**WHAT IS REQUIRED:**
Return the number of lines in which the word "PAPEL" appears; add nothing else.

**Collected data:**
|---|

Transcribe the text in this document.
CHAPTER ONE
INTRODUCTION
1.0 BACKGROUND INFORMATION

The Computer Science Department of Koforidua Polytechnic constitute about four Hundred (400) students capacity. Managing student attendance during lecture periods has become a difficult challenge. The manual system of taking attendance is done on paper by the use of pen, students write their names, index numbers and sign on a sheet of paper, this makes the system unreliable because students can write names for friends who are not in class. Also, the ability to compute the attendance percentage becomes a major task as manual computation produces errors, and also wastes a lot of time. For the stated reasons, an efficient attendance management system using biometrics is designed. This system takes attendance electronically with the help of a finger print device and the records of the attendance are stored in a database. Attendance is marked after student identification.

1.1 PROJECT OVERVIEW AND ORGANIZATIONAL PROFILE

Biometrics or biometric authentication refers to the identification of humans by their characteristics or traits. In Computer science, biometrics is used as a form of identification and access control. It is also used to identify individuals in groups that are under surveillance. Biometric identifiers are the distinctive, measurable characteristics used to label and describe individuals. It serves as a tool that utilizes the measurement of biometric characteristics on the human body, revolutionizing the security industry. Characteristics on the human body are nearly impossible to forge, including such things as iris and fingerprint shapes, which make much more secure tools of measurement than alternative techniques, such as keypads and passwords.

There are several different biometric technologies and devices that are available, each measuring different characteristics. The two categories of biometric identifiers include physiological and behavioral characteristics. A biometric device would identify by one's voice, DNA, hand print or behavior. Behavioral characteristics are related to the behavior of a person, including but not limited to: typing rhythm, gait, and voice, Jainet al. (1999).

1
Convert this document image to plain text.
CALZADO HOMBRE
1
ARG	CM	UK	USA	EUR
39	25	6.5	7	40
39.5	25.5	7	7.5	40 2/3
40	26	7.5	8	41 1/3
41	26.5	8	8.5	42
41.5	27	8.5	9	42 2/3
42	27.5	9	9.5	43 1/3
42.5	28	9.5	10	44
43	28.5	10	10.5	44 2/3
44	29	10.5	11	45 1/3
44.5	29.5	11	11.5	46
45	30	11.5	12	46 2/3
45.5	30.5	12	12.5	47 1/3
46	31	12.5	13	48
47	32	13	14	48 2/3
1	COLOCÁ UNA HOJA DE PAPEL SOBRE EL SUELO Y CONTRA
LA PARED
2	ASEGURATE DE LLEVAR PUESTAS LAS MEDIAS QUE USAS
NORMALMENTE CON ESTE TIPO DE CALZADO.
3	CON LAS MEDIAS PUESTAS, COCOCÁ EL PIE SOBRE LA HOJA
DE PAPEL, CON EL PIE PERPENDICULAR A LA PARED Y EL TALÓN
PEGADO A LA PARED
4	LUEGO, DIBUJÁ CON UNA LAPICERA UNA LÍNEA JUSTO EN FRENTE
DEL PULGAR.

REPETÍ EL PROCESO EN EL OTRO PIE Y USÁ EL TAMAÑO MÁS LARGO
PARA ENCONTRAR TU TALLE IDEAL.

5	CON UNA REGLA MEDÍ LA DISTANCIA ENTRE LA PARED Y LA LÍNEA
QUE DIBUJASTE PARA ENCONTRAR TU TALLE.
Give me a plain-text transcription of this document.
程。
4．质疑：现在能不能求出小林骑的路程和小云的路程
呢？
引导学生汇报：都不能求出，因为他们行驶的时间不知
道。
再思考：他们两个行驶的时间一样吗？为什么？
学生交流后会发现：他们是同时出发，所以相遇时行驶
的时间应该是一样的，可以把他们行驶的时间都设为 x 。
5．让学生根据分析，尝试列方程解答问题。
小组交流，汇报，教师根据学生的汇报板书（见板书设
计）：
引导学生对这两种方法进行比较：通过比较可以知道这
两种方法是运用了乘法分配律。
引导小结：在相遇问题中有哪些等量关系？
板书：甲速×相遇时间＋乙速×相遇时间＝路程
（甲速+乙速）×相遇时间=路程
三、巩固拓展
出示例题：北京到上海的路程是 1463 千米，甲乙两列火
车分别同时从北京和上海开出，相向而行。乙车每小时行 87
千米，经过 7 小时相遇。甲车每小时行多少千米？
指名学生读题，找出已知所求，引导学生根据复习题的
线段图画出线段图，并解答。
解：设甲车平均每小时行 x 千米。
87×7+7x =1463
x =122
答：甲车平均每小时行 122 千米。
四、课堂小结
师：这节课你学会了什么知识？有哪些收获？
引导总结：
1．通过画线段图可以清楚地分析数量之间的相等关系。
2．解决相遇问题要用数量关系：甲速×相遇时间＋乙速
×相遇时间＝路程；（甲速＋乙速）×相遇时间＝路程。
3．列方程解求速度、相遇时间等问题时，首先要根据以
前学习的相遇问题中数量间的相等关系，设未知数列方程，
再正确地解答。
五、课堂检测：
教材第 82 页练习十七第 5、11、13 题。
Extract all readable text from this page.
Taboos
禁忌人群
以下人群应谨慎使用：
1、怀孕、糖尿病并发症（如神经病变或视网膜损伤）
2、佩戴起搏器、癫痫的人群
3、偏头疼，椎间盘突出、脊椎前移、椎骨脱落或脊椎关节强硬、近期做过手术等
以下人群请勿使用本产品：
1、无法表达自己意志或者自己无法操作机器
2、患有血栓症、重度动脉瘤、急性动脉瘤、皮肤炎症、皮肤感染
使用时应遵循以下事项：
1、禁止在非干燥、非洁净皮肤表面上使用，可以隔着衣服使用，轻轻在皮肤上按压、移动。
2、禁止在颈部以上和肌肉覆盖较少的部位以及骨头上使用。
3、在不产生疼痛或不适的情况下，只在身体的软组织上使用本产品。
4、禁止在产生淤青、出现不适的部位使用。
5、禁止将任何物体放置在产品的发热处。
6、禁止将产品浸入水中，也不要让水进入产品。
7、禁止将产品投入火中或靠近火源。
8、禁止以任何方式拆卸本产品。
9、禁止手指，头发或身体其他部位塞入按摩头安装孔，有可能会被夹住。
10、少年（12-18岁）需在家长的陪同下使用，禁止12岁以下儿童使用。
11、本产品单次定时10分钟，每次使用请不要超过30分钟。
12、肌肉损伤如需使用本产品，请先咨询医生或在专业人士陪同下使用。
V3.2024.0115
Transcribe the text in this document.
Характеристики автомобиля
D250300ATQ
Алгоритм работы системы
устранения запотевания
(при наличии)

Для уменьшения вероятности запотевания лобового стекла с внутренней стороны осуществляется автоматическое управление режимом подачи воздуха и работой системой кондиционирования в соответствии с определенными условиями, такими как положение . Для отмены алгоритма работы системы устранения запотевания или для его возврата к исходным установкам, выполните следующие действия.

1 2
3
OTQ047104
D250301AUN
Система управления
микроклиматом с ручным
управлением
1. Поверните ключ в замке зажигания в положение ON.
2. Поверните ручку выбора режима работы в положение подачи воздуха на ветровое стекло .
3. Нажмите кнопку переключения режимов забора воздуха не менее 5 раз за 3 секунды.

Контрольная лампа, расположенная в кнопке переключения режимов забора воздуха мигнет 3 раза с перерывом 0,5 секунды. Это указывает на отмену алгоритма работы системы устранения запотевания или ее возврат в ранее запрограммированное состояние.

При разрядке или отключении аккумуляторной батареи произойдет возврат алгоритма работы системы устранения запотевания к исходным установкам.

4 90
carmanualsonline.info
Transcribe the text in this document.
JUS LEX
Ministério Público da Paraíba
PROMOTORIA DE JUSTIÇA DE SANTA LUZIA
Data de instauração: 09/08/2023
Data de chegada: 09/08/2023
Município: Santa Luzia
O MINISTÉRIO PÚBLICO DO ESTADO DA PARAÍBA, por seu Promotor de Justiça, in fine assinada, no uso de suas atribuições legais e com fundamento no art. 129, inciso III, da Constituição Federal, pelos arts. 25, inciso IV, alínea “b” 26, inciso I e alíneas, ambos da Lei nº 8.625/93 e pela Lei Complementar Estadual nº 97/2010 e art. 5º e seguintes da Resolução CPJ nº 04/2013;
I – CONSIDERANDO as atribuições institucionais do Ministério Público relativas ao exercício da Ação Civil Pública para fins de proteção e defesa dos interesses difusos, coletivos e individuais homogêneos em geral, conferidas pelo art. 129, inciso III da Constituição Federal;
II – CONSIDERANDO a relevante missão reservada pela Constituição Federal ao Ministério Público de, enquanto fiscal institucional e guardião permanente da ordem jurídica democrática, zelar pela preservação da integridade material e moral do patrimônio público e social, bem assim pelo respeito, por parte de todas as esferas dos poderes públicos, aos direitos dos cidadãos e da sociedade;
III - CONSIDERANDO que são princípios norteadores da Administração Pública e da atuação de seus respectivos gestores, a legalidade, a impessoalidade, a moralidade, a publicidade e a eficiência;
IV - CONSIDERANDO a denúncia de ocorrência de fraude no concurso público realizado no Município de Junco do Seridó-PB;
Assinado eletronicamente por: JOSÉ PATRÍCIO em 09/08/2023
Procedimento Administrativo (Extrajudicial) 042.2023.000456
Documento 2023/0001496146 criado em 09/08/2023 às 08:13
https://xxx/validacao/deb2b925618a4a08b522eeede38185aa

|---|

**ANSWER BELOW:**
2